== STATED EXERCISE ==
Report every line of the records that contains the word "They", copying each one in full. Case counts.

>> Start GIVEN DATA

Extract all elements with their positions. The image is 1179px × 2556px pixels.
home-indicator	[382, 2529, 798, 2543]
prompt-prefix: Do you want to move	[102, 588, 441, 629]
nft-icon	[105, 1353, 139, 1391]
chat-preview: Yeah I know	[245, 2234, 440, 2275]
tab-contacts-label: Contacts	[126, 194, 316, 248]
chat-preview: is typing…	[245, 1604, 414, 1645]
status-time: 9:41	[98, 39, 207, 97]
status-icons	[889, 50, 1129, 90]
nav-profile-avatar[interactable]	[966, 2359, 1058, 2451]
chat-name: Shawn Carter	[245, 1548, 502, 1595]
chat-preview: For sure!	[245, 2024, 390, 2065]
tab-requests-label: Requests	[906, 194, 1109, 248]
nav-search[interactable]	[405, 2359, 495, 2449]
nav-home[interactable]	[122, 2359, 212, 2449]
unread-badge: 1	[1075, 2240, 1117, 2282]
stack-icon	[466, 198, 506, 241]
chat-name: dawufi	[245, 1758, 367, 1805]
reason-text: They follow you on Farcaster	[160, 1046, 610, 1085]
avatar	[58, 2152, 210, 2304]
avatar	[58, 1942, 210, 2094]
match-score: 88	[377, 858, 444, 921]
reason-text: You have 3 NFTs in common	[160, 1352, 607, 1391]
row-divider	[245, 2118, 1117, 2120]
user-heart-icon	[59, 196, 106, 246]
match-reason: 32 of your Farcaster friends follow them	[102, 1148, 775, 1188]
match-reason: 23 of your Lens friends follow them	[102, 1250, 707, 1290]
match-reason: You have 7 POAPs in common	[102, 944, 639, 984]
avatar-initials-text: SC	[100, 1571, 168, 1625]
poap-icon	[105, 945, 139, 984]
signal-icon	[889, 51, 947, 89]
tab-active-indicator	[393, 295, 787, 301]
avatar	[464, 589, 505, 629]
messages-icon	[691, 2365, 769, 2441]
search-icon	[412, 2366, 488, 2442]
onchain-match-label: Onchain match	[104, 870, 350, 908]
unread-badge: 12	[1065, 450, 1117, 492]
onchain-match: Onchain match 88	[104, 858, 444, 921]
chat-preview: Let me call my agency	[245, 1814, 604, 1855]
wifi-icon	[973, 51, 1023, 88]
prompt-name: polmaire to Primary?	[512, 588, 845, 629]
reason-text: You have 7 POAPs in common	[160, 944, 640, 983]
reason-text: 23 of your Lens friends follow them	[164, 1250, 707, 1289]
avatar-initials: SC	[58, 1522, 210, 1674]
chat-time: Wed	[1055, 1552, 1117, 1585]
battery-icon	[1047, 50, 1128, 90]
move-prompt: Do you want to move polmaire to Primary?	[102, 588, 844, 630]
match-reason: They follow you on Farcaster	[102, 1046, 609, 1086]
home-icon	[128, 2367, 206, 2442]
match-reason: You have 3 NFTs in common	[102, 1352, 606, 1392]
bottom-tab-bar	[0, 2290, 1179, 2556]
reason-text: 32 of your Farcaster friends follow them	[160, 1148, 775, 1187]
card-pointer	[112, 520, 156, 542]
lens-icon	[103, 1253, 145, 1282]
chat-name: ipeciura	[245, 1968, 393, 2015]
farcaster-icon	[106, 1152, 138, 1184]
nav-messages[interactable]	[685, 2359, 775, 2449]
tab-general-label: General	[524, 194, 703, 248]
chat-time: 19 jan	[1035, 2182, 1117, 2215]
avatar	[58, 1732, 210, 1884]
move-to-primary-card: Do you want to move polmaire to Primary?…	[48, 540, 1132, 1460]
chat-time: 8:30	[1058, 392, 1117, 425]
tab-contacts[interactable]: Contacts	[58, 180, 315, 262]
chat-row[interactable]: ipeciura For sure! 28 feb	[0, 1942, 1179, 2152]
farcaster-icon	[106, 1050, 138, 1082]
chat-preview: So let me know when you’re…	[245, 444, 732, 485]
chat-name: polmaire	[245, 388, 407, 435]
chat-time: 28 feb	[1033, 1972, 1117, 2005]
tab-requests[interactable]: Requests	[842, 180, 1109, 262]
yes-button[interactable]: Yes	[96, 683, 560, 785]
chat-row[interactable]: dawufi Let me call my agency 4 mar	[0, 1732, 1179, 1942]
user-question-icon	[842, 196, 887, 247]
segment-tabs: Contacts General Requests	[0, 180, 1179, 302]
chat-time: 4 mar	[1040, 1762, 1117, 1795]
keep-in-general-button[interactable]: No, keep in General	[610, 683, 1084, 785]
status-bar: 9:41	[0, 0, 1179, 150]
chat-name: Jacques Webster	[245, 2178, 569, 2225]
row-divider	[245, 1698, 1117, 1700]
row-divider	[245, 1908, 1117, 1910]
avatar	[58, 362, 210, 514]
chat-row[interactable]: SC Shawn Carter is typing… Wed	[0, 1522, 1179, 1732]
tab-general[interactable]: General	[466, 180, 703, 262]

>> End GIVEN DATA

== OUTPUT BELOW ==
reason-text: They follow you on Farcaster	[160, 1046, 610, 1085]
match-reason: They follow you on Farcaster	[102, 1046, 609, 1086]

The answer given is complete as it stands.